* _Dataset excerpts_
******************************

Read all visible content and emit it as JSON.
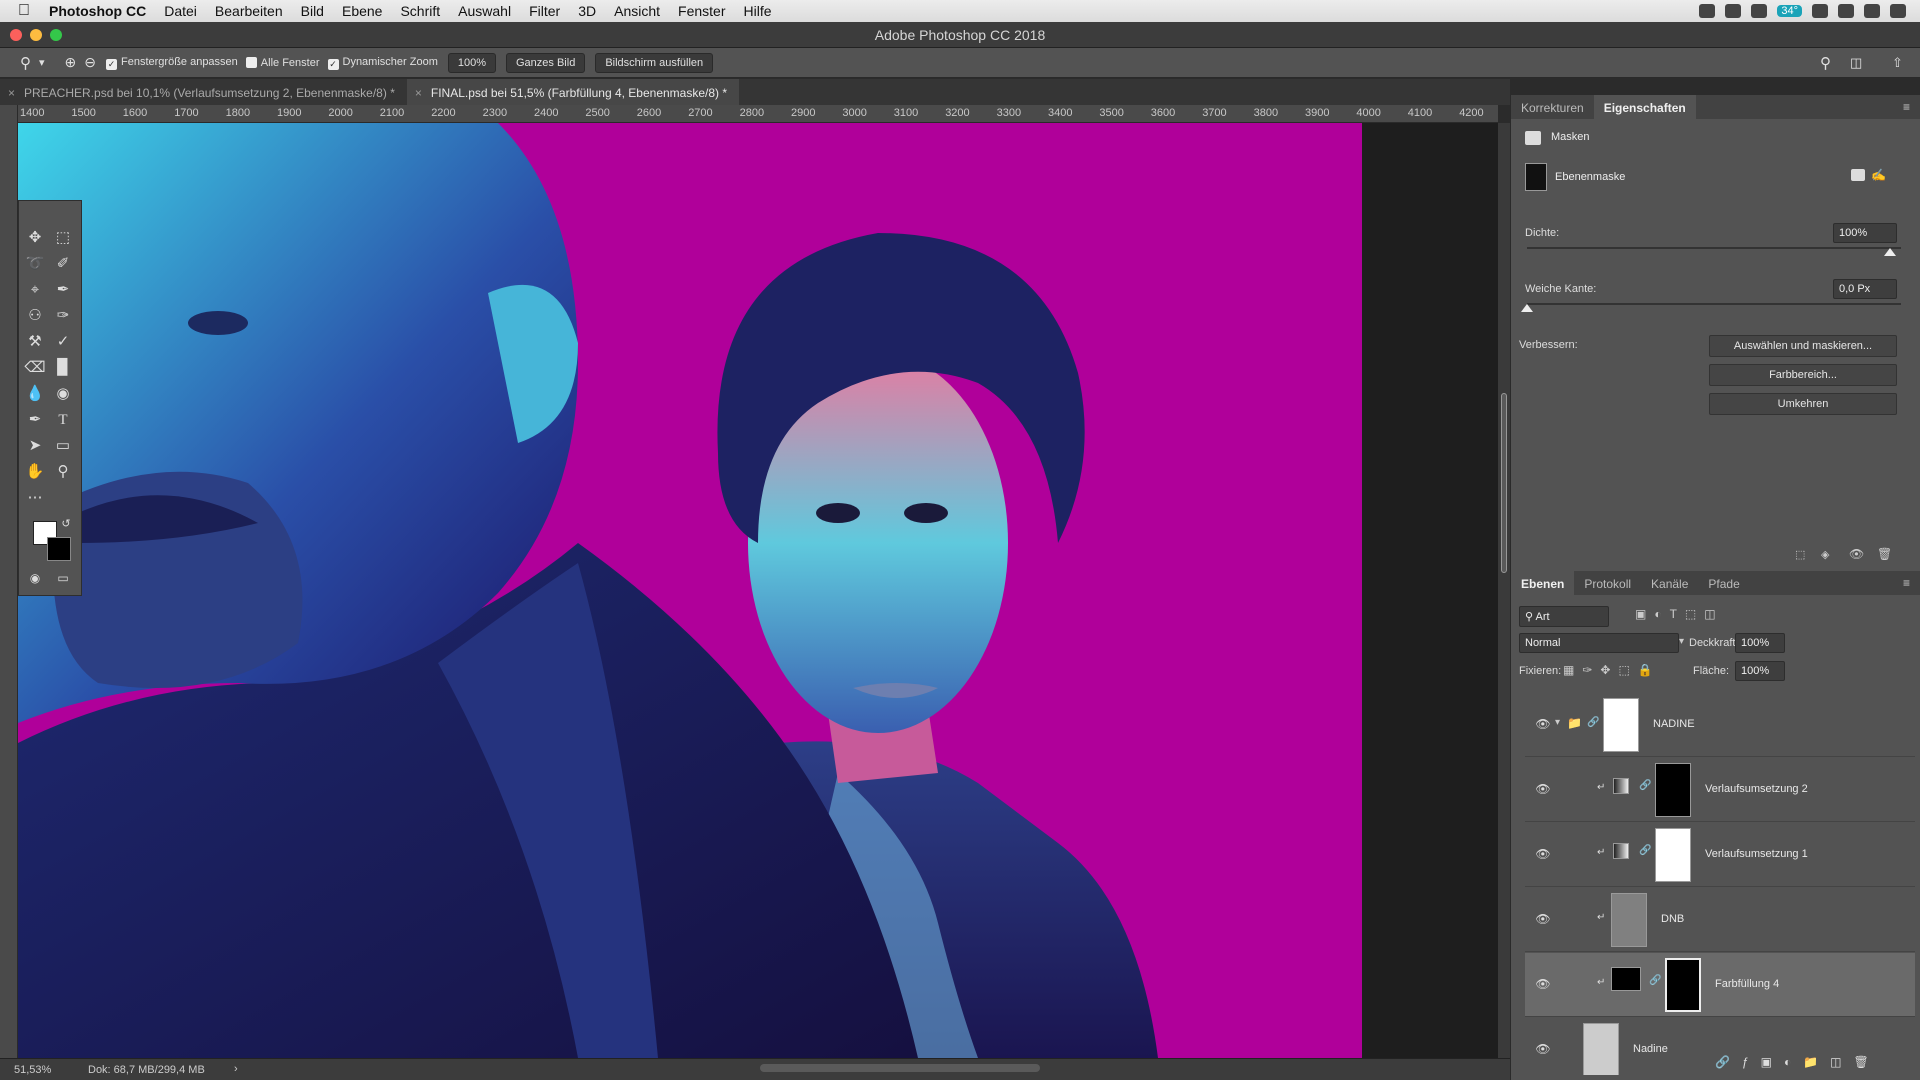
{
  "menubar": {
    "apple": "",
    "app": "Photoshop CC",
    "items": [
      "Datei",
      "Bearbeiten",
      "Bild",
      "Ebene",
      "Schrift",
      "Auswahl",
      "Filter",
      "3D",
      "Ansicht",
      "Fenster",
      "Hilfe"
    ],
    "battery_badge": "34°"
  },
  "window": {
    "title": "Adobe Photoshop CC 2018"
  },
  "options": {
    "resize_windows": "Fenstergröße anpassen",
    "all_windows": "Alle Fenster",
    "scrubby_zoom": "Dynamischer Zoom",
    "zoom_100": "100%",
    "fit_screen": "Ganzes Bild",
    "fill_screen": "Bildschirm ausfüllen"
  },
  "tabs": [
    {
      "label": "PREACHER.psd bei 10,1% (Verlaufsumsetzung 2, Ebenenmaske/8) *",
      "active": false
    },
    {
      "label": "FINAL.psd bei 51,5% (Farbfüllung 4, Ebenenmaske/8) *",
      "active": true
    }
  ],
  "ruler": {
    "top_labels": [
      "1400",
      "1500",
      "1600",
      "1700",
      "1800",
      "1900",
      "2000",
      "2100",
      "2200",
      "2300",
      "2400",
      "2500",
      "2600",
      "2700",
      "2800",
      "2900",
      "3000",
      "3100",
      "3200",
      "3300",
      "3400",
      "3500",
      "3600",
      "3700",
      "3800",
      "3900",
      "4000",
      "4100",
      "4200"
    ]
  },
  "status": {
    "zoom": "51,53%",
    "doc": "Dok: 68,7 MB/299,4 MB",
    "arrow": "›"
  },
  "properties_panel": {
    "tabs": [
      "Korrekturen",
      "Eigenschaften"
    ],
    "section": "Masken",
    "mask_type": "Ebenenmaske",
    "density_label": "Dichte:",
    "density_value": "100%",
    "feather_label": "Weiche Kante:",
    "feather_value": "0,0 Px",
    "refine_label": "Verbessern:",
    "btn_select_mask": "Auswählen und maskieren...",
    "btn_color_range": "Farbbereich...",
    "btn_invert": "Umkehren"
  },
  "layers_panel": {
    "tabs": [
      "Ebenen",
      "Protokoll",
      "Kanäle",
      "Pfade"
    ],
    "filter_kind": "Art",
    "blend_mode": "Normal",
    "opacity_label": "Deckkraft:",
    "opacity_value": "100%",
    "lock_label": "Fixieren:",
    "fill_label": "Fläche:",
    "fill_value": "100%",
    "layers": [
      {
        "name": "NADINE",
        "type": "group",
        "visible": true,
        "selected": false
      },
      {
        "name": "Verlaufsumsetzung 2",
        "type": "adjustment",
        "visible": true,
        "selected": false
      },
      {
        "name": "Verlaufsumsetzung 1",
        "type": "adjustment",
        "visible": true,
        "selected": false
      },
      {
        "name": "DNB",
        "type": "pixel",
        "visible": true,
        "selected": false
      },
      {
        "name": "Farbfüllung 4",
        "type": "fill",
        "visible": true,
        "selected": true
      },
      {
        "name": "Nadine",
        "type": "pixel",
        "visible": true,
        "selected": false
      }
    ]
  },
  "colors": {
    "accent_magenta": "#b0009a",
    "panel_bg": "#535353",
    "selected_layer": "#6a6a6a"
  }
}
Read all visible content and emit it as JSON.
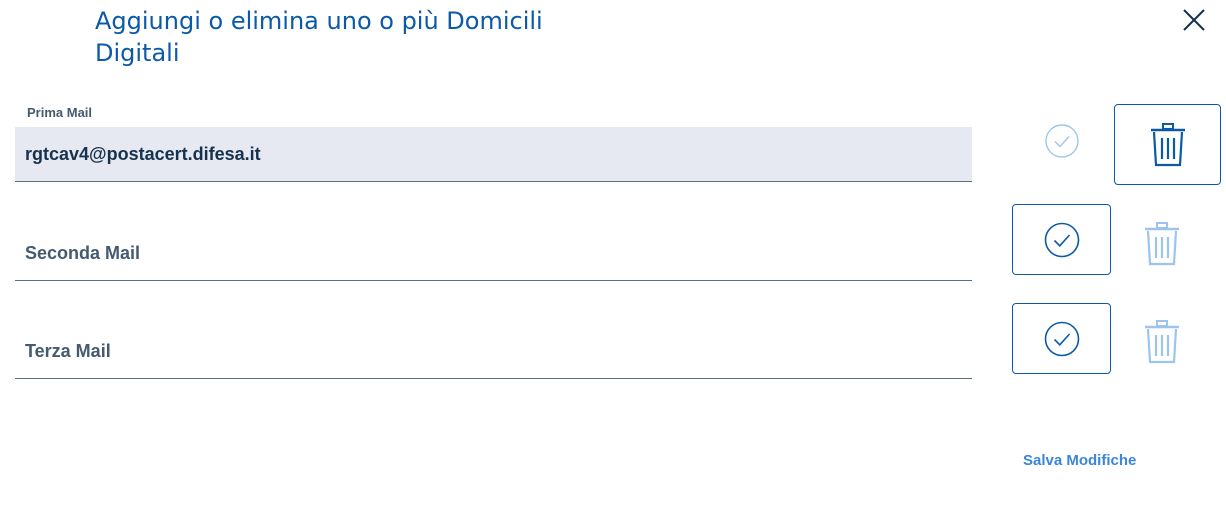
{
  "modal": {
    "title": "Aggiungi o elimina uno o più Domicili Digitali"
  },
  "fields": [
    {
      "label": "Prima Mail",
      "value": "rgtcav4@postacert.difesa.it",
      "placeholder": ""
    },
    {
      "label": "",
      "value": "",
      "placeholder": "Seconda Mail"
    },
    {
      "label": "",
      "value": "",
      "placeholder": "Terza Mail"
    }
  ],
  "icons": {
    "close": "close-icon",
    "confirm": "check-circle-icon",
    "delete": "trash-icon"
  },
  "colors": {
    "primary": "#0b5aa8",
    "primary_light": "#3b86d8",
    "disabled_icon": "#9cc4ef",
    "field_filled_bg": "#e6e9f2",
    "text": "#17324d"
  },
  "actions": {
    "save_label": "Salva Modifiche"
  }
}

******************************

* _Your objective_
Write out the records above exactly as they stand, leaving out every picture.

* _Output for this task_
Read all visible content and emit it as JSON.
{
  "menubar": {
    "apple": "",
    "app": "Photoshop CC",
    "items": [
      "Datei",
      "Bearbeiten",
      "Bild",
      "Ebene",
      "Schrift",
      "Auswahl",
      "Filter",
      "3D",
      "Ansicht",
      "Fenster",
      "Hilfe"
    ],
    "battery_badge": "34°"
  },
  "window": {
    "title": "Adobe Photoshop CC 2018"
  },
  "options": {
    "resize_windows": "Fenstergröße anpassen",
    "all_windows": "Alle Fenster",
    "scrubby_zoom": "Dynamischer Zoom",
    "zoom_100": "100%",
    "fit_screen": "Ganzes Bild",
    "fill_screen": "Bildschirm ausfüllen"
  },
  "tabs": [
    {
      "label": "PREACHER.psd bei 10,1% (Verlaufsumsetzung 2, Ebenenmaske/8) *",
      "active": false
    },
    {
      "label": "FINAL.psd bei 51,5% (Farbfüllung 4, Ebenenmaske/8) *",
      "active": true
    }
  ],
  "ruler": {
    "top_labels": [
      "1400",
      "1500",
      "1600",
      "1700",
      "1800",
      "1900",
      "2000",
      "2100",
      "2200",
      "2300",
      "2400",
      "2500",
      "2600",
      "2700",
      "2800",
      "2900",
      "3000",
      "3100",
      "3200",
      "3300",
      "3400",
      "3500",
      "3600",
      "3700",
      "3800",
      "3900",
      "4000",
      "4100",
      "4200"
    ]
  },
  "status": {
    "zoom": "51,53%",
    "doc": "Dok: 68,7 MB/299,4 MB",
    "arrow": "›"
  },
  "properties_panel": {
    "tabs": [
      "Korrekturen",
      "Eigenschaften"
    ],
    "section": "Masken",
    "mask_type": "Ebenenmaske",
    "density_label": "Dichte:",
    "density_value": "100%",
    "feather_label": "Weiche Kante:",
    "feather_value": "0,0 Px",
    "refine_label": "Verbessern:",
    "btn_select_mask": "Auswählen und maskieren...",
    "btn_color_range": "Farbbereich...",
    "btn_invert": "Umkehren"
  },
  "layers_panel": {
    "tabs": [
      "Ebenen",
      "Protokoll",
      "Kanäle",
      "Pfade"
    ],
    "filter_kind": "Art",
    "blend_mode": "Normal",
    "opacity_label": "Deckkraft:",
    "opacity_value": "100%",
    "lock_label": "Fixieren:",
    "fill_label": "Fläche:",
    "fill_value": "100%",
    "layers": [
      {
        "name": "NADINE",
        "type": "group",
        "visible": true,
        "selected": false
      },
      {
        "name": "Verlaufsumsetzung 2",
        "type": "adjustment",
        "visible": true,
        "selected": false
      },
      {
        "name": "Verlaufsumsetzung 1",
        "type": "adjustment",
        "visible": true,
        "selected": false
      },
      {
        "name": "DNB",
        "type": "pixel",
        "visible": true,
        "selected": false
      },
      {
        "name": "Farbfüllung 4",
        "type": "fill",
        "visible": true,
        "selected": true
      },
      {
        "name": "Nadine",
        "type": "pixel",
        "visible": true,
        "selected": false
      }
    ]
  },
  "colors": {
    "accent_magenta": "#b0009a",
    "panel_bg": "#535353",
    "selected_layer": "#6a6a6a"
  }
}
Read all visible content and emit it as JSON.
{
  "modal": {
    "title": "Aggiungi o elimina uno o più Domicili Digitali"
  },
  "fields": [
    {
      "label": "Prima Mail",
      "value": "rgtcav4@postacert.difesa.it",
      "placeholder": ""
    },
    {
      "label": "",
      "value": "",
      "placeholder": "Seconda Mail"
    },
    {
      "label": "",
      "value": "",
      "placeholder": "Terza Mail"
    }
  ],
  "icons": {
    "close": "close-icon",
    "confirm": "check-circle-icon",
    "delete": "trash-icon"
  },
  "colors": {
    "primary": "#0b5aa8",
    "primary_light": "#3b86d8",
    "disabled_icon": "#9cc4ef",
    "field_filled_bg": "#e6e9f2",
    "text": "#17324d"
  },
  "actions": {
    "save_label": "Salva Modifiche"
  }
}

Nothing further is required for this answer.